The relationship between housing policy and school policy in affecting socioeconomic and racial integration is a topic I’ve previously covered. Housing segregation can cause school segregation. That’s pretty intuitive.
But there is another, less obvious, parallel relationship: school segregation can also exacerbate housing segregation.
At a recent conferenceon school and housing desegregation in the suburbs, researcher Douglas Ready from Teachers College at Columbia University presented striking research that shines light on the mechanisms of that latter interaction—when school segregation fuels housing segregation. Ready and a team of researchers from Teachers College examined links between school district demographics and home values in Nassau County, New York.
Looking to Suburbia
Conversations about educational and residential segregation often focus on central cities, but suburbs are an increasingly important part of the equation.
There are currently twice as many racially diverse neighborhoods in the suburbs as in central cities.In Nassau County, for example, school districts have seen dramatic changes in racial diversity over the past decade.
As the graphs below show, the number of predominantly white districts has shrunk dramatically.

Layout element annotations:

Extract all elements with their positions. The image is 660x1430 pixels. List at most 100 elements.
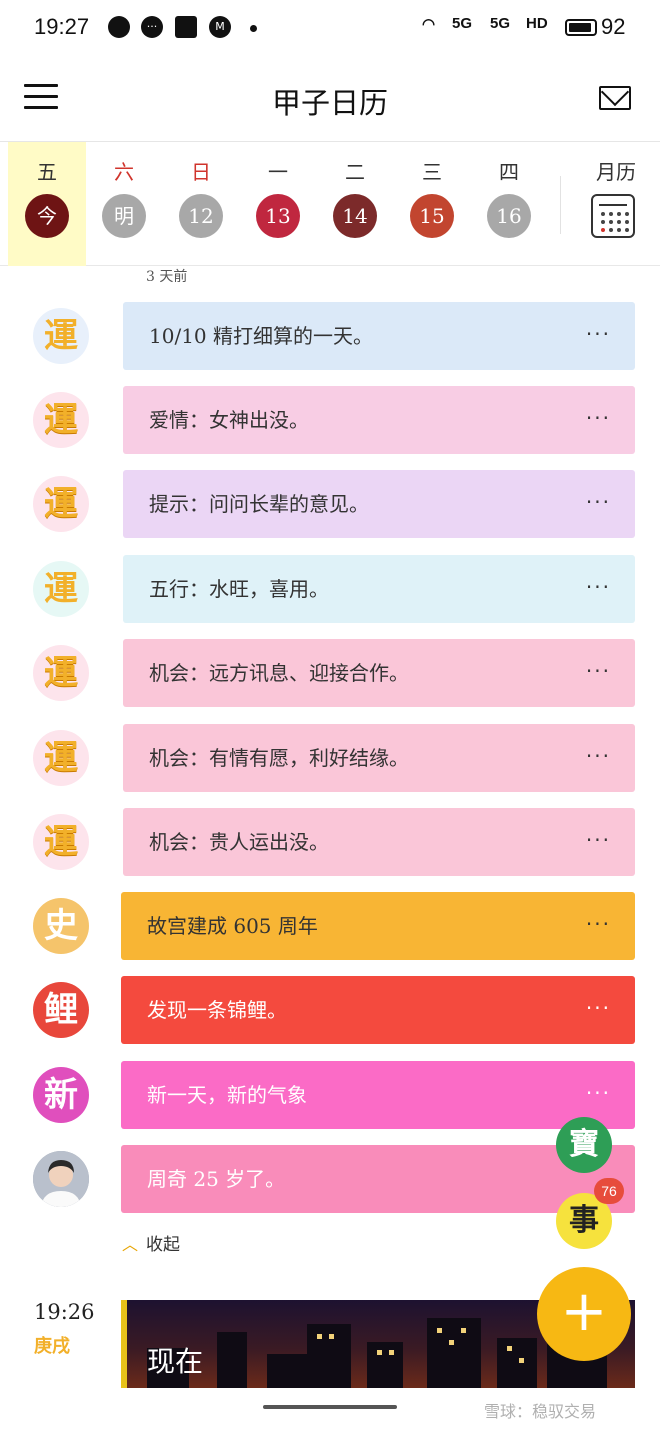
event-avatar[interactable]: 運 [33,730,89,786]
current-time: 19:26 [34,1300,95,1324]
window-light [519,1358,524,1363]
more-options-icon[interactable]: ··· [586,661,611,681]
window-light [449,1340,454,1345]
page-title: 甲子日历 [271,86,388,120]
building-shape [217,1332,247,1388]
week-strip: 五 今 六 明 日 12 一 13 二 14 三 15 四 16 月历 [0,142,660,266]
signal-icon-1: 5G [452,15,473,32]
hd-icon: HD [526,15,548,32]
mail-icon[interactable] [599,86,631,110]
event-avatar[interactable]: 運 [33,476,89,532]
event-card[interactable]: 故宫建成 605 周年 ··· [121,892,635,960]
day-14[interactable]: 二 14 [316,142,394,266]
event-row: 運 机会：远方讯息、迎接合作。 ··· [0,639,660,707]
event-row: 運 10/10 精打细算的一天。 ··· [0,302,660,370]
event-card[interactable]: 五行：水旺，喜用。 ··· [123,555,635,623]
more-options-icon[interactable]: ··· [586,577,611,597]
day-15[interactable]: 三 15 [393,142,471,266]
event-text: 机会：远方讯息、迎接合作。 [149,661,409,685]
more-options-icon[interactable]: ··· [586,324,611,344]
window-light [507,1346,512,1351]
metro-icon: M [209,16,231,38]
wifi-icon: ◠ [422,16,436,33]
battery-level: 92 [601,14,626,39]
signal-icon-2: 5G [490,15,511,32]
building-shape [497,1338,537,1388]
event-card[interactable]: 发现一条锦鲤。 ··· [121,976,635,1044]
event-row: 運 爱情：女神出没。 ··· [0,386,660,454]
event-row: 新 新一天，新的气象 ··· [0,1061,660,1129]
day-12[interactable]: 日 12 [162,142,240,266]
watermark: 雪球：稳驭交易 [484,1402,597,1421]
notification-badge: 76 [594,1178,624,1204]
event-avatar[interactable]: 運 [33,645,89,701]
event-avatar[interactable]: 運 [33,814,89,870]
event-card[interactable]: 机会：贵人运出没。 ··· [123,808,635,876]
event-avatar[interactable]: 新 [33,1067,89,1123]
more-options-icon[interactable]: ··· [586,830,611,850]
calendar-grid-icon [591,194,635,238]
event-card[interactable]: 10/10 精打细算的一天。 ··· [123,302,635,370]
event-card[interactable]: 机会：远方讯息、迎接合作。 ··· [123,639,635,707]
event-card[interactable]: 新一天，新的气象 ··· [121,1061,635,1129]
event-text: 爱情：女神出没。 [149,408,309,432]
chevron-up-icon: ︿ [122,1235,139,1254]
date-circle: 明 [102,194,146,238]
event-text: 机会：贵人运出没。 [149,830,329,854]
collapse-label: 收起 [146,1235,181,1255]
weekday-label: 四 [499,160,519,184]
day-16[interactable]: 四 16 [470,142,548,266]
event-avatar[interactable]: 運 [33,308,89,364]
weekday-label: 二 [345,160,365,184]
treasure-button[interactable]: 寶 [556,1117,612,1173]
date-circle: 15 [410,194,454,238]
event-text: 周奇 25 岁了。 [147,1167,286,1191]
event-avatar[interactable]: 史 [33,898,89,954]
month-calendar-button[interactable]: 月历 [585,142,647,266]
window-light [317,1334,322,1339]
weekday-label: 五 [37,160,57,184]
more-options-icon[interactable]: ··· [586,998,611,1018]
event-card[interactable]: 提示：问问长辈的意见。 ··· [123,470,635,538]
app-notification-icon [175,16,197,38]
weekday-label: 三 [422,160,442,184]
event-text: 提示：问问长辈的意见。 [149,492,369,516]
date-circle: 16 [487,194,531,238]
event-row: 運 五行：水旺，喜用。 ··· [0,555,660,623]
event-text: 新一天，新的气象 [147,1083,307,1107]
event-card[interactable]: 机会：有情有愿，利好结缘。 ··· [123,724,635,792]
event-text: 故宫建成 605 周年 [147,914,318,938]
message-dots-icon: ··· [141,16,163,38]
building-shape [427,1318,481,1388]
event-row: 運 提示：问问长辈的意见。 ··· [0,470,660,538]
weekday-label: 一 [268,160,288,184]
more-notifications-dot [250,25,257,32]
day-today[interactable]: 五 今 [8,142,86,266]
event-avatar[interactable]: 運 [33,561,89,617]
user-avatar[interactable] [33,1151,89,1207]
home-indicator[interactable] [263,1405,397,1409]
more-options-icon[interactable]: ··· [586,746,611,766]
weekday-label: 日 [191,160,211,184]
more-options-icon[interactable]: ··· [586,492,611,512]
app-header: 甲子日历 [0,56,660,142]
more-options-icon[interactable]: ··· [586,1083,611,1103]
event-text: 10/10 精打细算的一天。 [149,324,373,348]
window-light [377,1350,382,1355]
more-options-icon[interactable]: ··· [586,408,611,428]
day-13[interactable]: 一 13 [239,142,317,266]
event-avatar[interactable]: 運 [33,392,89,448]
status-time: 19:27 [34,14,90,39]
day-tomorrow[interactable]: 六 明 [85,142,163,266]
more-options-icon[interactable]: ··· [586,914,611,934]
ganzhi-label: 庚戌 [34,1336,70,1357]
event-text: 机会：有情有愿，利好结缘。 [149,746,409,770]
event-text: 五行：水旺，喜用。 [149,577,329,601]
event-card[interactable]: 爱情：女神出没。 ··· [123,386,635,454]
person-avatar-image [33,1151,89,1207]
window-light [461,1328,466,1333]
plus-icon[interactable]: + [537,1267,631,1361]
collapse-button[interactable]: ︿ 收起 [122,1230,180,1255]
event-avatar[interactable]: 鲤 [33,982,89,1038]
date-circle: 13 [256,194,300,238]
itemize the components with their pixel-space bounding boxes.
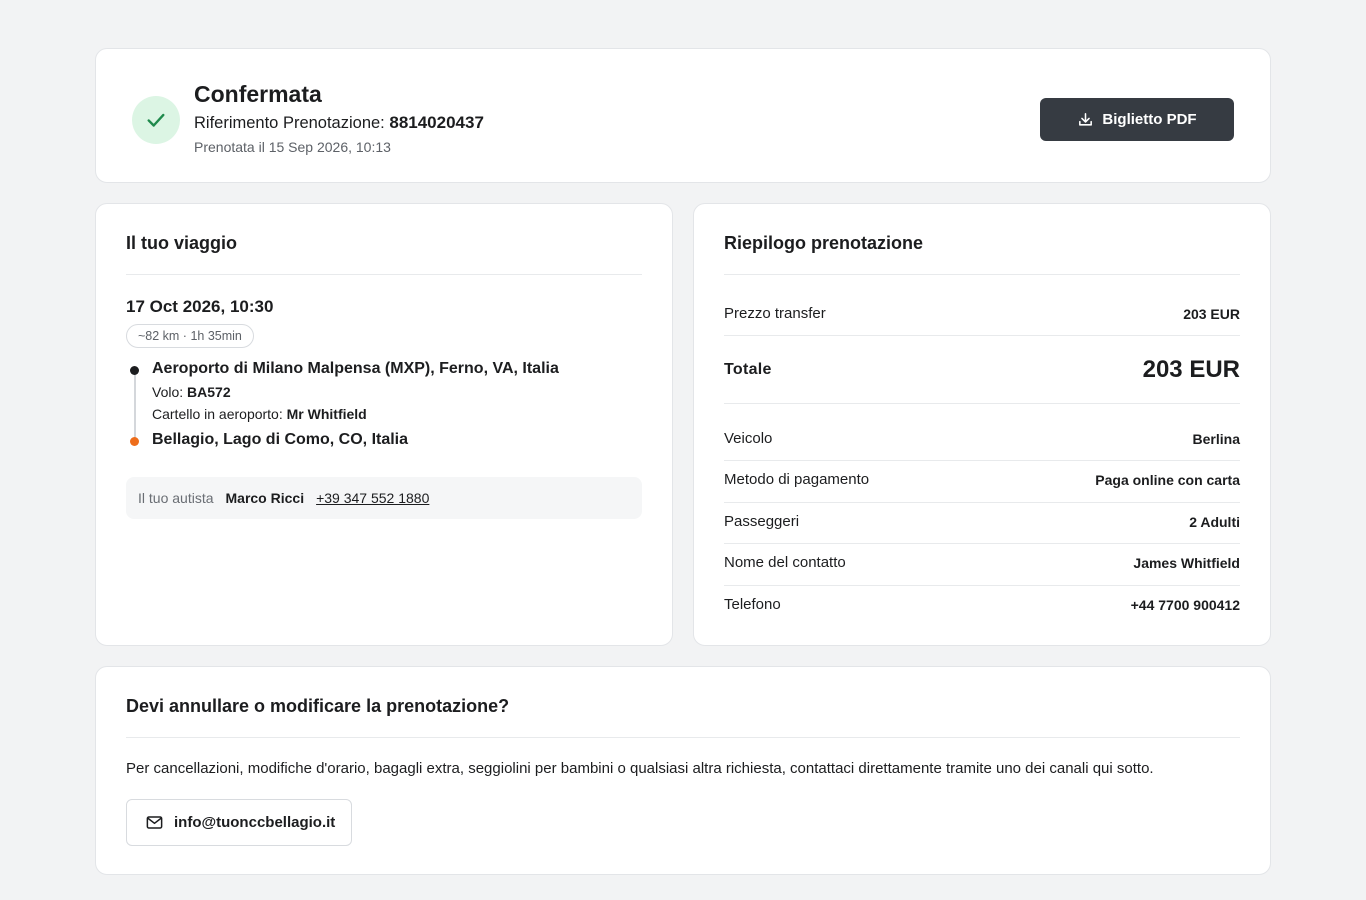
status-title: Confermata: [194, 81, 322, 107]
divider: [724, 543, 1240, 544]
transfer-price-value: 203 EUR: [1183, 305, 1240, 322]
sign-value: Mr Whitfield: [286, 406, 367, 422]
pickup-dot-icon: [130, 366, 139, 375]
route-line: [134, 374, 136, 440]
flight-value: BA572: [187, 384, 231, 400]
download-pdf-button[interactable]: Biglietto PDF: [1040, 98, 1234, 141]
phone-value: +44 7700 900412: [1130, 596, 1240, 613]
summary-row: Nome del contatto James Whitfield: [724, 554, 1240, 571]
divider: [724, 274, 1240, 275]
pickup-location: Aeroporto di Milano Malpensa (MXP), Fern…: [152, 360, 559, 377]
booked-at: Prenotata il 15 Sep 2026, 10:13: [194, 139, 391, 155]
sign-label: Cartello in aeroporto:: [152, 406, 283, 422]
divider: [724, 335, 1240, 336]
driver-label: Il tuo autista: [138, 490, 214, 506]
check-icon: [132, 96, 180, 144]
vehicle-label: Veicolo: [724, 430, 773, 447]
reference-value: 8814020437: [389, 113, 484, 132]
dropoff-dot-icon: [130, 437, 139, 446]
summary-row: Metodo di pagamento Paga online con cart…: [724, 471, 1240, 488]
flight-label: Volo:: [152, 384, 184, 400]
booking-status-card: Confermata Riferimento Prenotazione: 881…: [95, 48, 1271, 183]
download-icon: [1077, 111, 1094, 128]
summary-row: Passeggeri 2 Adulti: [724, 513, 1240, 530]
driver-name: Marco Ricci: [225, 490, 305, 506]
driver-info: Il tuo autista Marco Ricci +39 347 552 1…: [126, 477, 642, 519]
divider: [724, 502, 1240, 503]
dropoff-location: Bellagio, Lago di Como, CO, Italia: [152, 431, 409, 448]
summary-row: Veicolo Berlina: [724, 430, 1240, 447]
cancel-instructions: Per cancellazioni, modifiche d'orario, b…: [126, 760, 1154, 777]
summary-title: Riepilogo prenotazione: [724, 233, 924, 253]
passengers-label: Passeggeri: [724, 513, 800, 530]
passengers-value: 2 Adulti: [1189, 513, 1240, 530]
total-label: Totale: [724, 361, 772, 378]
booking-summary-card: Riepilogo prenotazione Prezzo transfer 2…: [693, 203, 1271, 646]
trip-date-time: 17 Oct 2026, 10:30: [126, 297, 274, 316]
payment-method-label: Metodo di pagamento: [724, 471, 870, 488]
cancel-title: Devi annullare o modificare la prenotazi…: [126, 696, 510, 716]
cancel-modify-card: Devi annullare o modificare la prenotazi…: [95, 666, 1271, 875]
mail-icon: [145, 813, 164, 832]
phone-label: Telefono: [724, 596, 781, 613]
transfer-price-label: Prezzo transfer: [724, 305, 826, 322]
contact-name-label: Nome del contatto: [724, 554, 846, 571]
trip-card: Il tuo viaggio 17 Oct 2026, 10:30 ~82 km…: [95, 203, 673, 646]
divider: [724, 585, 1240, 586]
divider: [126, 737, 1240, 738]
booking-reference: Riferimento Prenotazione: 8814020437: [194, 113, 484, 133]
divider: [724, 403, 1240, 404]
contact-name-value: James Whitfield: [1133, 554, 1240, 571]
email-address: info@tuonccbellagio.it: [174, 814, 336, 831]
divider: [126, 274, 642, 275]
transfer-price-row: Prezzo transfer 203 EUR: [724, 305, 1240, 322]
divider: [724, 460, 1240, 461]
trip-title: Il tuo viaggio: [126, 233, 237, 253]
reference-label: Riferimento Prenotazione:: [194, 114, 385, 132]
download-pdf-label: Biglietto PDF: [1102, 111, 1197, 128]
total-value: 203 EUR: [1142, 356, 1240, 383]
driver-phone-link[interactable]: +39 347 552 1880: [316, 490, 429, 506]
total-row: Totale 203 EUR: [724, 356, 1240, 384]
summary-row: Telefono +44 7700 900412: [724, 596, 1240, 613]
flight-info: Volo: BA572: [152, 384, 231, 400]
email-contact-button[interactable]: info@tuonccbellagio.it: [126, 799, 352, 846]
distance-duration-badge: ~82 km · 1h 35min: [126, 324, 254, 348]
payment-method-value: Paga online con carta: [1095, 471, 1240, 488]
airport-sign-info: Cartello in aeroporto: Mr Whitfield: [152, 406, 367, 422]
vehicle-value: Berlina: [1192, 430, 1240, 447]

> REQUIRED TASKS:
(1) Rewrite the piece on school and housing segregation starting at "At a recent" and ending at "County, New York.", changing "striking" to "notable".
(2) Carry on the piece about how school segregation feeds housing segregation, picking up right after its final sentence.

> IN RESPONSE:
(1)
At a recent conferenceon school and housing desegregation in the suburbs, researcher Douglas Ready from Teachers College at Columbia University presented notable research that shines light on the mechanisms of that latter interaction—when school segregation fuels housing segregation. Ready and a team of researchers from Teachers College examined links between school district demographics and home values in Nassau County, New York.

(2)
Source: Amy Stuart Wells, Douglas Ready, Laruen Fox, Miya Warner, Allison Roda, Tameka Spence, Elizabeth Williams, & Allen Wright, Divided We Fail: The Story of Separate and Unequal Suburban Schools 60 Years after Brown v. Board of Education (The Center for Understanding Race and Education, Teachers college, Columbia University, May 2, 2014).
Nassau County is a fitting starting place for research on suburban segregation because it is the quintessential suburb—home to the archetypal planned community Levittown—and it is highly segregated.
Nassau County’s 220 square miles, containing 225,000 students, are split into 56 different school districts. Nationally, the probability that two students randomly selected from within a metropolitan area will attend different schools is 72 percent; in Nassau County and neighboring Suffolk County, that probability is 99 percent.
Within this highly fragmented school system, district demographics vary widely. For example, enrollment in Hempstead schools is 79 percent low-income, 57 percent Hispanic, 39 percent black, and 3 percent white, while schools in Garden City, an adjacent district, enroll a population that is just 1 percent low-income, 94 percent white, 3 percent Asian, 2 percent Hispanic, and 1 percent black.
Race and Property
Ready and his colleagues examined how growing demographic disparities among school districts in Nassau County affect home values.
The researchers looked at houses located on either side of district boundaries, allowing them to compare homes in the same neighborhood but in different school districts. They also controlled for differences in the size and quality of homes as well as for academic achievement and per-pupil spending in the school districts.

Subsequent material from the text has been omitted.